▶ **Set task**:
Look through the listing and locate every line containing the word "this"; copy those lines.
━━━━━━━━━━━━━━━━━━━━
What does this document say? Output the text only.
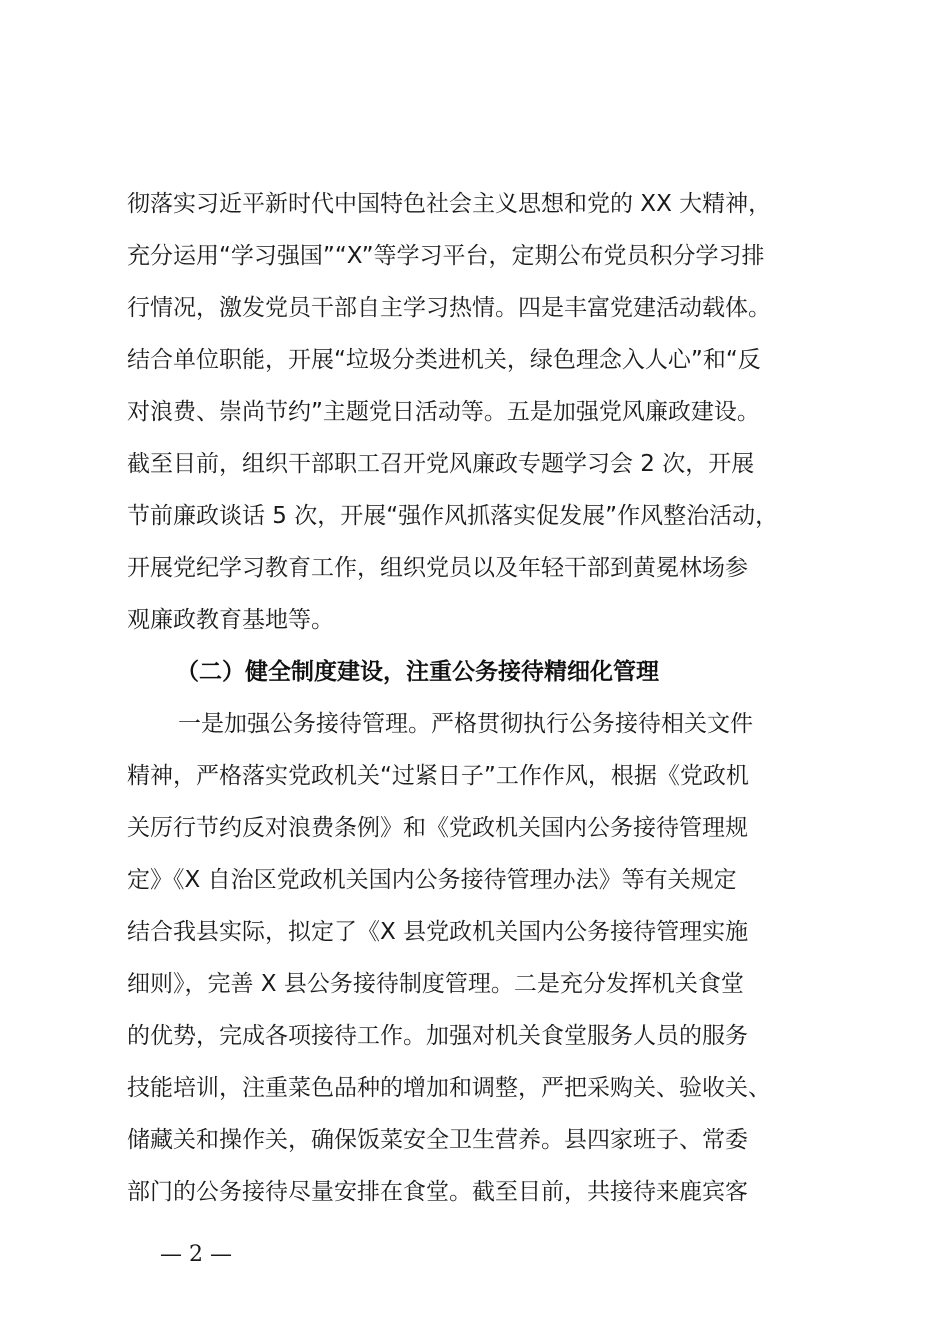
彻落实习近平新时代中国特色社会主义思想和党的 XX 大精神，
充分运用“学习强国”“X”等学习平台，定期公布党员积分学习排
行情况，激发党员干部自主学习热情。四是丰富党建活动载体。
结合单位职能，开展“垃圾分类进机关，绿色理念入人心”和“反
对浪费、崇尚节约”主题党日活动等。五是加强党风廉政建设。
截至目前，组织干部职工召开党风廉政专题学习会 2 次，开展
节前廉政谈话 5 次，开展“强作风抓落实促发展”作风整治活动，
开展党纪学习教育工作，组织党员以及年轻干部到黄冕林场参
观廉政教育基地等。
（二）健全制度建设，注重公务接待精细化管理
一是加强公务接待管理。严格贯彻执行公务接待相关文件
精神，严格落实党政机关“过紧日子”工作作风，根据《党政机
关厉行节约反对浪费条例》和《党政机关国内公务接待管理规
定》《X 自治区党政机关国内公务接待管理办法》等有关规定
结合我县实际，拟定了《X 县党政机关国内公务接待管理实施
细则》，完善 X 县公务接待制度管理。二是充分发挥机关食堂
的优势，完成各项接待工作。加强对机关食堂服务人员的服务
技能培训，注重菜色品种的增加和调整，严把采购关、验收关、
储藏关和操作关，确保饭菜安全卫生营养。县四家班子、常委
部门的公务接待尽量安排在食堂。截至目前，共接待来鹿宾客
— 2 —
━━━━━━━━━━━━━━━━━━━━
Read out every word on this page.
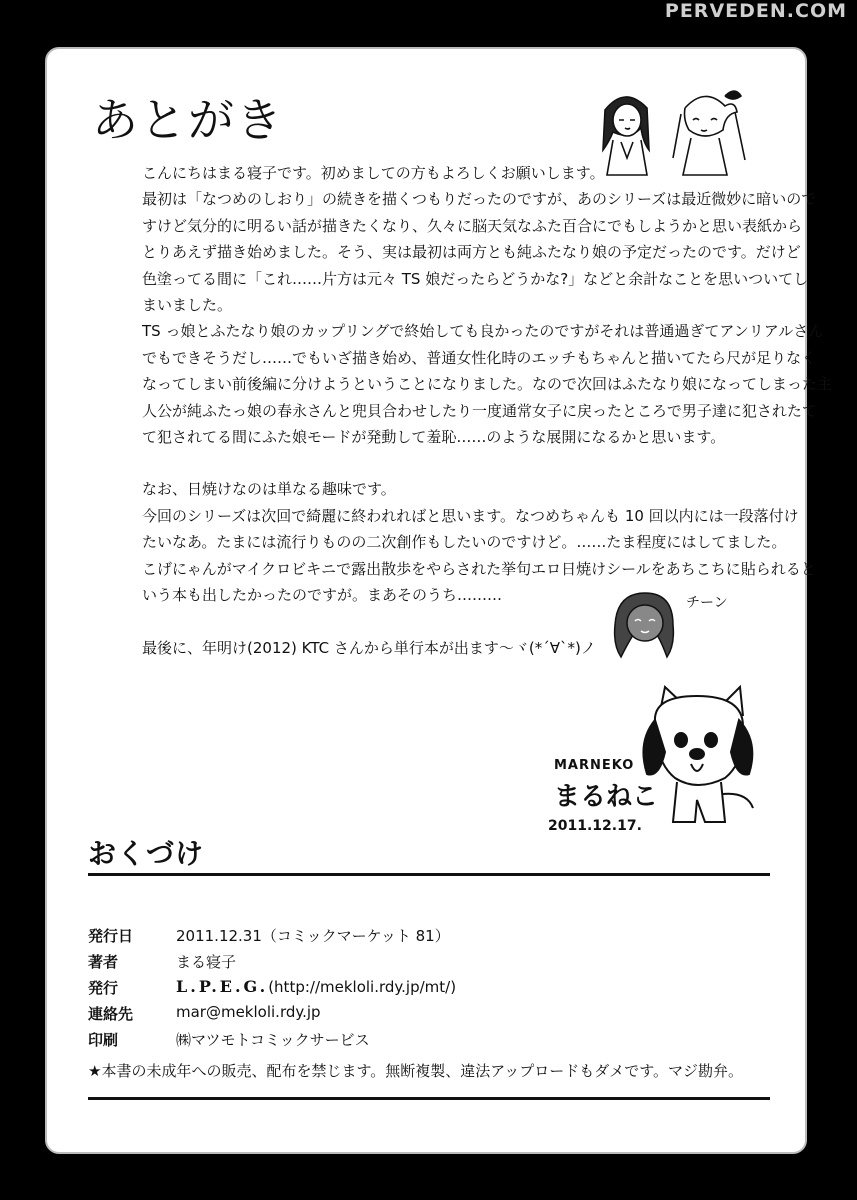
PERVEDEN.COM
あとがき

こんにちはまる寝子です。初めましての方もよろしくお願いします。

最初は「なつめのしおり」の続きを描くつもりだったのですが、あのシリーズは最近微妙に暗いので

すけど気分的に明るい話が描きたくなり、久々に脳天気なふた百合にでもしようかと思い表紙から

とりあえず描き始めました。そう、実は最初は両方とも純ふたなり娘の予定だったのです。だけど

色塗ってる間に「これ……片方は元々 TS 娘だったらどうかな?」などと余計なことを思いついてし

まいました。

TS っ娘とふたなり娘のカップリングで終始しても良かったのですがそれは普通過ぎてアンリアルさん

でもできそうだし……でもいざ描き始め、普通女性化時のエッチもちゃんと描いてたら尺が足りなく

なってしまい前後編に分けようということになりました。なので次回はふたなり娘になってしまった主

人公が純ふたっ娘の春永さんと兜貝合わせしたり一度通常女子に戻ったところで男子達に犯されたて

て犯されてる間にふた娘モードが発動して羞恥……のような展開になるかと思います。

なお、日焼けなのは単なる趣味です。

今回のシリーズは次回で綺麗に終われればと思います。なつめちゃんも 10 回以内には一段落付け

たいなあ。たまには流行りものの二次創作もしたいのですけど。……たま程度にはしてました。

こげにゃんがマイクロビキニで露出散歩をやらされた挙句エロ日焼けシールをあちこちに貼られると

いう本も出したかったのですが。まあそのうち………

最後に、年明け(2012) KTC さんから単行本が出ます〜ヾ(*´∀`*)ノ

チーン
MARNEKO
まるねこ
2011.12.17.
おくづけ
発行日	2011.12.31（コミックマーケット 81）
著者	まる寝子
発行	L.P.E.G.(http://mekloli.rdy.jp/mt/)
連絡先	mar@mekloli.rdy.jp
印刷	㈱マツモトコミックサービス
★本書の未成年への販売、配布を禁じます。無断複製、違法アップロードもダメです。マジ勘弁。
━━━━━━━━━━━━━━━━━━━━
▶ **Written reply**:
What does this document say? Output the text only.
Read out every word on this page.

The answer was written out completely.